Without the pictures, return all of the material exactly as written.

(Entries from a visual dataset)
-.-.-
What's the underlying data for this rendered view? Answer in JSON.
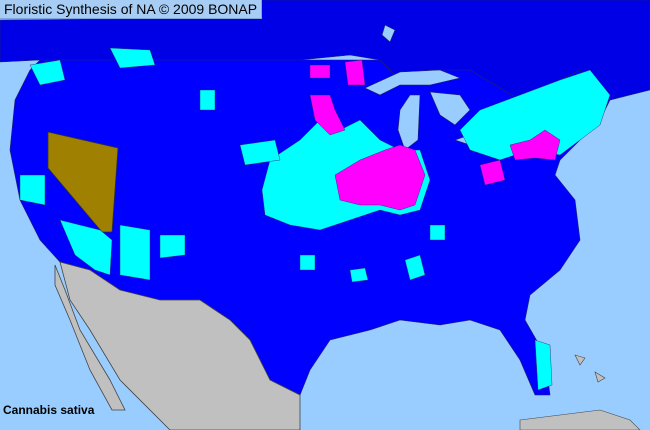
{
  "header": {
    "title": "Floristic Synthesis of NA © 2009 BONAP"
  },
  "map": {
    "species": "Cannabis sativa",
    "colors": {
      "ocean": "#99ccff",
      "present_state_not_rare": "#0000ff",
      "present_county_native": "#00ffff",
      "present_county_noxious": "#ff00ff",
      "state_status_special": "#a08000",
      "not_in_region": "#c0c0c0",
      "county_lines": "#333366"
    }
  }
}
-.-.-
**Output of the task:**
What's the underlying data for this rendered view? Answer in JSON.
{
  "header": {
    "title": "Floristic Synthesis of NA © 2009 BONAP"
  },
  "map": {
    "species": "Cannabis sativa",
    "colors": {
      "ocean": "#99ccff",
      "present_state_not_rare": "#0000ff",
      "present_county_native": "#00ffff",
      "present_county_noxious": "#ff00ff",
      "state_status_special": "#a08000",
      "not_in_region": "#c0c0c0",
      "county_lines": "#333366"
    }
  }
}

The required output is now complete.